→ WHAT IS NEEDED
State how many lines of the records contain the string "both", and give no other information.

Items from a dataset
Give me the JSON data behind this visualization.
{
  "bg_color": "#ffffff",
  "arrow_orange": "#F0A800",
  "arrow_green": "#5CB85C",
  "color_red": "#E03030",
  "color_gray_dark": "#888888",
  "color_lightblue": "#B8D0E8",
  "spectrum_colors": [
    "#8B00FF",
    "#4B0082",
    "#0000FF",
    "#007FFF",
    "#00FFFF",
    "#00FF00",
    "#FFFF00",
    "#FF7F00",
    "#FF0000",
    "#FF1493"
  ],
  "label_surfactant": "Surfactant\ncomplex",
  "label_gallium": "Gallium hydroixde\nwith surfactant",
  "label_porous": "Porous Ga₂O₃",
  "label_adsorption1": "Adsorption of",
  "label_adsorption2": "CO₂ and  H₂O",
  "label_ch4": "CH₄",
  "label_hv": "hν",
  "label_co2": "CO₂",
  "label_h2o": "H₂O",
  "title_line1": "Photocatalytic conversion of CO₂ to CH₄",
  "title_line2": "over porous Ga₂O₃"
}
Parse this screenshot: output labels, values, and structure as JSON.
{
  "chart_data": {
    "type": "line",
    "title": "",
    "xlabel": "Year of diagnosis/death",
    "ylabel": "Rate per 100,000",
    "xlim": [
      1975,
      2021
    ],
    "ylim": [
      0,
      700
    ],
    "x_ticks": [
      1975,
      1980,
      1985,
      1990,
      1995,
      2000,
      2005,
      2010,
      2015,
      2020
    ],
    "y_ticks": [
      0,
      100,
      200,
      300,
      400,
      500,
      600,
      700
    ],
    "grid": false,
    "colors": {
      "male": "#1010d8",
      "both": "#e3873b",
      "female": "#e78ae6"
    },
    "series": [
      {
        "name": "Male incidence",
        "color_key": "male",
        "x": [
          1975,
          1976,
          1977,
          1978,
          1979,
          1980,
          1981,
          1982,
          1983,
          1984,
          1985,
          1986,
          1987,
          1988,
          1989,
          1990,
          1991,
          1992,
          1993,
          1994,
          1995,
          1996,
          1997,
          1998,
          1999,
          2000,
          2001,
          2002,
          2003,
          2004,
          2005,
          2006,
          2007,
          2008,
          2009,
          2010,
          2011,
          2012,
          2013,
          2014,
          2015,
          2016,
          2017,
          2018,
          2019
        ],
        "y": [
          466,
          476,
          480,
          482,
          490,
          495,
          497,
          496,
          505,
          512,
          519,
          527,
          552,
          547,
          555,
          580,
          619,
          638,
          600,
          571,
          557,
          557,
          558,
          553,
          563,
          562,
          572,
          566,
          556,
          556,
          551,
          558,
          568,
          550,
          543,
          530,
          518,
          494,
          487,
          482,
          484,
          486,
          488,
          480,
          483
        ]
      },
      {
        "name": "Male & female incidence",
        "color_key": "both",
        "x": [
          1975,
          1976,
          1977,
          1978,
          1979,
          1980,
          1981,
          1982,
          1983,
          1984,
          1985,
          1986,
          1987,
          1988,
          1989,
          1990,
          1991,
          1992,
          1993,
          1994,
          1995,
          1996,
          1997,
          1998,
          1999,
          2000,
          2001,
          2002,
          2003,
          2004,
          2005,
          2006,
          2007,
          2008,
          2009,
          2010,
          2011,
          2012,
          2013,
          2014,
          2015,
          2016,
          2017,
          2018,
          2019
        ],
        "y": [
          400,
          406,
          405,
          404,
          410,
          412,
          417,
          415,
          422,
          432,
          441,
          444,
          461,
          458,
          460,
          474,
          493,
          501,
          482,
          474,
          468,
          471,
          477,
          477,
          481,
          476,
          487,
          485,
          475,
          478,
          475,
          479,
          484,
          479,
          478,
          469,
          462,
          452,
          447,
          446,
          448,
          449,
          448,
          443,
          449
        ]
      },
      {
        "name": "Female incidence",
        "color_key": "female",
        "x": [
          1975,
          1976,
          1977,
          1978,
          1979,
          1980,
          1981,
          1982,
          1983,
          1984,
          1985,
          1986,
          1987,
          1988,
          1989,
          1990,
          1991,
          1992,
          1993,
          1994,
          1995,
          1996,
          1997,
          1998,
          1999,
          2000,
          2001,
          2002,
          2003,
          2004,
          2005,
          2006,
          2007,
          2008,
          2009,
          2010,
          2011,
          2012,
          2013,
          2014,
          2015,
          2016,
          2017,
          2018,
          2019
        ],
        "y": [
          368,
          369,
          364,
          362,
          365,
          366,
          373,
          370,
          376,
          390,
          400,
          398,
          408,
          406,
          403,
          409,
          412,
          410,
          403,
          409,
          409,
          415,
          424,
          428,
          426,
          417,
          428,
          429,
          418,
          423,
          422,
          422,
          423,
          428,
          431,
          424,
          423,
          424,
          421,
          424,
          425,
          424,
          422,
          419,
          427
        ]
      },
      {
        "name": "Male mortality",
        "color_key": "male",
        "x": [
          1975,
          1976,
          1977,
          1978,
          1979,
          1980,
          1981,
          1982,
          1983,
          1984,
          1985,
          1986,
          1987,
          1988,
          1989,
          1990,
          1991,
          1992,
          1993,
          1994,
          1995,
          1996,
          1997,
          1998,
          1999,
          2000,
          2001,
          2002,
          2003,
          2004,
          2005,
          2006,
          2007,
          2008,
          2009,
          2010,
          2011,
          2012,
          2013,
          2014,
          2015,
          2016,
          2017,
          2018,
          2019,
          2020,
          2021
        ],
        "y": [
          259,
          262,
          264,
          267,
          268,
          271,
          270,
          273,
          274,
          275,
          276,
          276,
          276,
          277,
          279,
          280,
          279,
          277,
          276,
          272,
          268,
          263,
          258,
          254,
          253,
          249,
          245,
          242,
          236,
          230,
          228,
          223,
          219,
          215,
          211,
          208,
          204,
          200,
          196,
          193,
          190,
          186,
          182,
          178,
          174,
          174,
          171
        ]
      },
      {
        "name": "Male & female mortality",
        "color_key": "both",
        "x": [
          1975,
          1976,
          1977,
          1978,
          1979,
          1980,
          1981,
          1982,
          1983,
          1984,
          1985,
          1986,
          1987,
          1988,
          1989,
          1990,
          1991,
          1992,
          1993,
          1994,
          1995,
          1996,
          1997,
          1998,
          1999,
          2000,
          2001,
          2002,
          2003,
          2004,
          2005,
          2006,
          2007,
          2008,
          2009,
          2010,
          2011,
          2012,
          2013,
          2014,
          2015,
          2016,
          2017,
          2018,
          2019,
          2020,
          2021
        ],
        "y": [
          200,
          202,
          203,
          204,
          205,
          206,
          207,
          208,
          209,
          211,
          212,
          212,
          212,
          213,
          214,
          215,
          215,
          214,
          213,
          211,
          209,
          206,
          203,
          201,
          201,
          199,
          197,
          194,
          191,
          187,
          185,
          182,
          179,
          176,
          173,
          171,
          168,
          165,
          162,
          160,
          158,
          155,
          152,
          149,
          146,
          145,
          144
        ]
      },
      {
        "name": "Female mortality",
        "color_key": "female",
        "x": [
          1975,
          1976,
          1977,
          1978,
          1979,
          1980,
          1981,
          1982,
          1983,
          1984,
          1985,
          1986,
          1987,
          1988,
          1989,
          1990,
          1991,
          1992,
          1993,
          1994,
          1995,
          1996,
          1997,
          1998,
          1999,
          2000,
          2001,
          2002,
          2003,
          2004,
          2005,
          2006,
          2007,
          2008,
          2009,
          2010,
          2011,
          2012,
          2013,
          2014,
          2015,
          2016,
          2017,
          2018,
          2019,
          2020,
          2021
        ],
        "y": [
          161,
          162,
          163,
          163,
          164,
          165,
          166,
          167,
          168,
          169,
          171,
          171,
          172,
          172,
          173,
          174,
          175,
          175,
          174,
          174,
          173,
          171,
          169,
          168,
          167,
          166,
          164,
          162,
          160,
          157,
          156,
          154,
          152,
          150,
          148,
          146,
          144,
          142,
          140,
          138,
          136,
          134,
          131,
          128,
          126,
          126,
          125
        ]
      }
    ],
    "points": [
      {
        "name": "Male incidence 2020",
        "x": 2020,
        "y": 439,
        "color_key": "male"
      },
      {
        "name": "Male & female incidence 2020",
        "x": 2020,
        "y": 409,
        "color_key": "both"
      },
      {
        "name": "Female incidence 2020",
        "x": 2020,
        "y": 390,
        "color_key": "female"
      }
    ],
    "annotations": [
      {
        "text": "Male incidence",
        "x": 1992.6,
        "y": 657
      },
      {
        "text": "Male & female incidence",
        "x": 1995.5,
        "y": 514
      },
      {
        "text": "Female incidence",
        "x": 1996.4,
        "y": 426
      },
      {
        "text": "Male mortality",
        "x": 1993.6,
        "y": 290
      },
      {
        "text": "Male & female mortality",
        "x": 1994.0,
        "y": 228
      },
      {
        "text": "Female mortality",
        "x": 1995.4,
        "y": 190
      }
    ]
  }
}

→ TASK OUTPUT
4